+++ Dataset

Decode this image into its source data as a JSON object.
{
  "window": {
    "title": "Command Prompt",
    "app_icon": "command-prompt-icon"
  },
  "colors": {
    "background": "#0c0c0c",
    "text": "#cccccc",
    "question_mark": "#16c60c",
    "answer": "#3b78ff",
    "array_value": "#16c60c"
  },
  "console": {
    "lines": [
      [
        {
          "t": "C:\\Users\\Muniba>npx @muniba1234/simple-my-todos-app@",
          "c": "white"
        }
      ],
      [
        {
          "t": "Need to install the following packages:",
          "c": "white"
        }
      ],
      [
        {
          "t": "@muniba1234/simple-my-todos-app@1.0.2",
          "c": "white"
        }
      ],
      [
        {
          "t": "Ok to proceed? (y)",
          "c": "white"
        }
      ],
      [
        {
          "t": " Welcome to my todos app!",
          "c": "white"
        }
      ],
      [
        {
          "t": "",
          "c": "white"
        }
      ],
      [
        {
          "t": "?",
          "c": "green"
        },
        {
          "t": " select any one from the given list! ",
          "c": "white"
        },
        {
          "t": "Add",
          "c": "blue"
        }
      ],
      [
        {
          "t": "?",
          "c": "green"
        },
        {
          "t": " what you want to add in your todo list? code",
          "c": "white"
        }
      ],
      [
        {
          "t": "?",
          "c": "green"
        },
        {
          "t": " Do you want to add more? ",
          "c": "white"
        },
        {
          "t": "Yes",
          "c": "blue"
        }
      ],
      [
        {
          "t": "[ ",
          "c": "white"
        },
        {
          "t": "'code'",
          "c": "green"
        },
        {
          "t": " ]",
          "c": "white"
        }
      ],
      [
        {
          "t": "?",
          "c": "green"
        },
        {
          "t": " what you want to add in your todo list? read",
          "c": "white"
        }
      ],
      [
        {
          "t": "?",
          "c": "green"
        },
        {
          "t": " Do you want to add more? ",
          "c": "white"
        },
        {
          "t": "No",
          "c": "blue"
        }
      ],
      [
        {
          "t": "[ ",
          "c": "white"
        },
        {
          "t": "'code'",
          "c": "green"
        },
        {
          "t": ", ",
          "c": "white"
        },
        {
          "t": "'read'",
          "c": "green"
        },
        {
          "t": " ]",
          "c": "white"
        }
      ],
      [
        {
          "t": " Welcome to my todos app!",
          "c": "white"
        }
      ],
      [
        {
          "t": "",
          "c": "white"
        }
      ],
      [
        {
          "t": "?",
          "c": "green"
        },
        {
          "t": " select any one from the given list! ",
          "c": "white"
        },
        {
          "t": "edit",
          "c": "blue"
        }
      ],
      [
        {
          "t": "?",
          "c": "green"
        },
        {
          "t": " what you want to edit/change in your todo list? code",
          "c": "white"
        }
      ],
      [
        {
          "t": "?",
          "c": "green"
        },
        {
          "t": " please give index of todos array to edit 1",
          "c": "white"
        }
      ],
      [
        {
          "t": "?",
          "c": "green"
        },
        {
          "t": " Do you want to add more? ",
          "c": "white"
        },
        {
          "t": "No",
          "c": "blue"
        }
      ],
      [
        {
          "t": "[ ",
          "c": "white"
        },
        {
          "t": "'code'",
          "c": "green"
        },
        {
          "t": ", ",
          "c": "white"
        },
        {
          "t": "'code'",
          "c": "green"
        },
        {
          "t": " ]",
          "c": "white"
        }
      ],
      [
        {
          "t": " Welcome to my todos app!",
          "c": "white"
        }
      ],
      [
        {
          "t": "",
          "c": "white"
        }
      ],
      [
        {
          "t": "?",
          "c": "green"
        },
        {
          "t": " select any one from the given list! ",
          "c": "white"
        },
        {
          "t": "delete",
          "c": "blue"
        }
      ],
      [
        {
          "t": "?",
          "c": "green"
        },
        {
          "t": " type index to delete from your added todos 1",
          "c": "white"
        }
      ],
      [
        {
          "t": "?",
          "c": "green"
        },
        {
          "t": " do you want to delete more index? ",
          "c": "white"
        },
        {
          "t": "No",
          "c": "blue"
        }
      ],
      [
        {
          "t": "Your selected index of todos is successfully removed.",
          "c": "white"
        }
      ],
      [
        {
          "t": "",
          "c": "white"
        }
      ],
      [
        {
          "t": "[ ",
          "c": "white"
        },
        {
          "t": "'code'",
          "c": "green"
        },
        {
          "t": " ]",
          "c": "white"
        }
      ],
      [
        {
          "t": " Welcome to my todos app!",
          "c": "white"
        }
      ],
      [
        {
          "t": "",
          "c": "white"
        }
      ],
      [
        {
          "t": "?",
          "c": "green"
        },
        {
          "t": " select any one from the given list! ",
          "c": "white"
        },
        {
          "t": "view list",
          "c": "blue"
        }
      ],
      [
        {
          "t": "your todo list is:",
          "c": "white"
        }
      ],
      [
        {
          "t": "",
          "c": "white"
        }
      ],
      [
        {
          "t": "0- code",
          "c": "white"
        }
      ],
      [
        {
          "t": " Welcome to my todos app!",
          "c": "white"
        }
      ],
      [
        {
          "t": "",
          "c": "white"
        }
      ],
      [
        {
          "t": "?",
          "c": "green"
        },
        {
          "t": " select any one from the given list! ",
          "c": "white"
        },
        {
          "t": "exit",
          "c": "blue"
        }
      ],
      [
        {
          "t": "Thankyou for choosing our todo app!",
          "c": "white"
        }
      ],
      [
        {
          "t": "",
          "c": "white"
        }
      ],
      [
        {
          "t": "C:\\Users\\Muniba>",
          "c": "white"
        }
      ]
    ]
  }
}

++++++

Short problem — Repeat all of the records above exactly as written.

Answer for this exercise —
Decode this image into its source data as a JSON object.
{
  "window": {
    "title": "Command Prompt",
    "app_icon": "command-prompt-icon"
  },
  "colors": {
    "background": "#0c0c0c",
    "text": "#cccccc",
    "question_mark": "#16c60c",
    "answer": "#3b78ff",
    "array_value": "#16c60c"
  },
  "console": {
    "lines": [
      [
        {
          "t": "C:\\Users\\Muniba>npx @muniba1234/simple-my-todos-app@",
          "c": "white"
        }
      ],
      [
        {
          "t": "Need to install the following packages:",
          "c": "white"
        }
      ],
      [
        {
          "t": "@muniba1234/simple-my-todos-app@1.0.2",
          "c": "white"
        }
      ],
      [
        {
          "t": "Ok to proceed? (y)",
          "c": "white"
        }
      ],
      [
        {
          "t": " Welcome to my todos app!",
          "c": "white"
        }
      ],
      [
        {
          "t": "",
          "c": "white"
        }
      ],
      [
        {
          "t": "?",
          "c": "green"
        },
        {
          "t": " select any one from the given list! ",
          "c": "white"
        },
        {
          "t": "Add",
          "c": "blue"
        }
      ],
      [
        {
          "t": "?",
          "c": "green"
        },
        {
          "t": " what you want to add in your todo list? code",
          "c": "white"
        }
      ],
      [
        {
          "t": "?",
          "c": "green"
        },
        {
          "t": " Do you want to add more? ",
          "c": "white"
        },
        {
          "t": "Yes",
          "c": "blue"
        }
      ],
      [
        {
          "t": "[ ",
          "c": "white"
        },
        {
          "t": "'code'",
          "c": "green"
        },
        {
          "t": " ]",
          "c": "white"
        }
      ],
      [
        {
          "t": "?",
          "c": "green"
        },
        {
          "t": " what you want to add in your todo list? read",
          "c": "white"
        }
      ],
      [
        {
          "t": "?",
          "c": "green"
        },
        {
          "t": " Do you want to add more? ",
          "c": "white"
        },
        {
          "t": "No",
          "c": "blue"
        }
      ],
      [
        {
          "t": "[ ",
          "c": "white"
        },
        {
          "t": "'code'",
          "c": "green"
        },
        {
          "t": ", ",
          "c": "white"
        },
        {
          "t": "'read'",
          "c": "green"
        },
        {
          "t": " ]",
          "c": "white"
        }
      ],
      [
        {
          "t": " Welcome to my todos app!",
          "c": "white"
        }
      ],
      [
        {
          "t": "",
          "c": "white"
        }
      ],
      [
        {
          "t": "?",
          "c": "green"
        },
        {
          "t": " select any one from the given list! ",
          "c": "white"
        },
        {
          "t": "edit",
          "c": "blue"
        }
      ],
      [
        {
          "t": "?",
          "c": "green"
        },
        {
          "t": " what you want to edit/change in your todo list? code",
          "c": "white"
        }
      ],
      [
        {
          "t": "?",
          "c": "green"
        },
        {
          "t": " please give index of todos array to edit 1",
          "c": "white"
        }
      ],
      [
        {
          "t": "?",
          "c": "green"
        },
        {
          "t": " Do you want to add more? ",
          "c": "white"
        },
        {
          "t": "No",
          "c": "blue"
        }
      ],
      [
        {
          "t": "[ ",
          "c": "white"
        },
        {
          "t": "'code'",
          "c": "green"
        },
        {
          "t": ", ",
          "c": "white"
        },
        {
          "t": "'code'",
          "c": "green"
        },
        {
          "t": " ]",
          "c": "white"
        }
      ],
      [
        {
          "t": " Welcome to my todos app!",
          "c": "white"
        }
      ],
      [
        {
          "t": "",
          "c": "white"
        }
      ],
      [
        {
          "t": "?",
          "c": "green"
        },
        {
          "t": " select any one from the given list! ",
          "c": "white"
        },
        {
          "t": "delete",
          "c": "blue"
        }
      ],
      [
        {
          "t": "?",
          "c": "green"
        },
        {
          "t": " type index to delete from your added todos 1",
          "c": "white"
        }
      ],
      [
        {
          "t": "?",
          "c": "green"
        },
        {
          "t": " do you want to delete more index? ",
          "c": "white"
        },
        {
          "t": "No",
          "c": "blue"
        }
      ],
      [
        {
          "t": "Your selected index of todos is successfully removed.",
          "c": "white"
        }
      ],
      [
        {
          "t": "",
          "c": "white"
        }
      ],
      [
        {
          "t": "[ ",
          "c": "white"
        },
        {
          "t": "'code'",
          "c": "green"
        },
        {
          "t": " ]",
          "c": "white"
        }
      ],
      [
        {
          "t": " Welcome to my todos app!",
          "c": "white"
        }
      ],
      [
        {
          "t": "",
          "c": "white"
        }
      ],
      [
        {
          "t": "?",
          "c": "green"
        },
        {
          "t": " select any one from the given list! ",
          "c": "white"
        },
        {
          "t": "view list",
          "c": "blue"
        }
      ],
      [
        {
          "t": "your todo list is:",
          "c": "white"
        }
      ],
      [
        {
          "t": "",
          "c": "white"
        }
      ],
      [
        {
          "t": "0- code",
          "c": "white"
        }
      ],
      [
        {
          "t": " Welcome to my todos app!",
          "c": "white"
        }
      ],
      [
        {
          "t": "",
          "c": "white"
        }
      ],
      [
        {
          "t": "?",
          "c": "green"
        },
        {
          "t": " select any one from the given list! ",
          "c": "white"
        },
        {
          "t": "exit",
          "c": "blue"
        }
      ],
      [
        {
          "t": "Thankyou for choosing our todo app!",
          "c": "white"
        }
      ],
      [
        {
          "t": "",
          "c": "white"
        }
      ],
      [
        {
          "t": "C:\\Users\\Muniba>",
          "c": "white"
        }
      ]
    ]
  }
}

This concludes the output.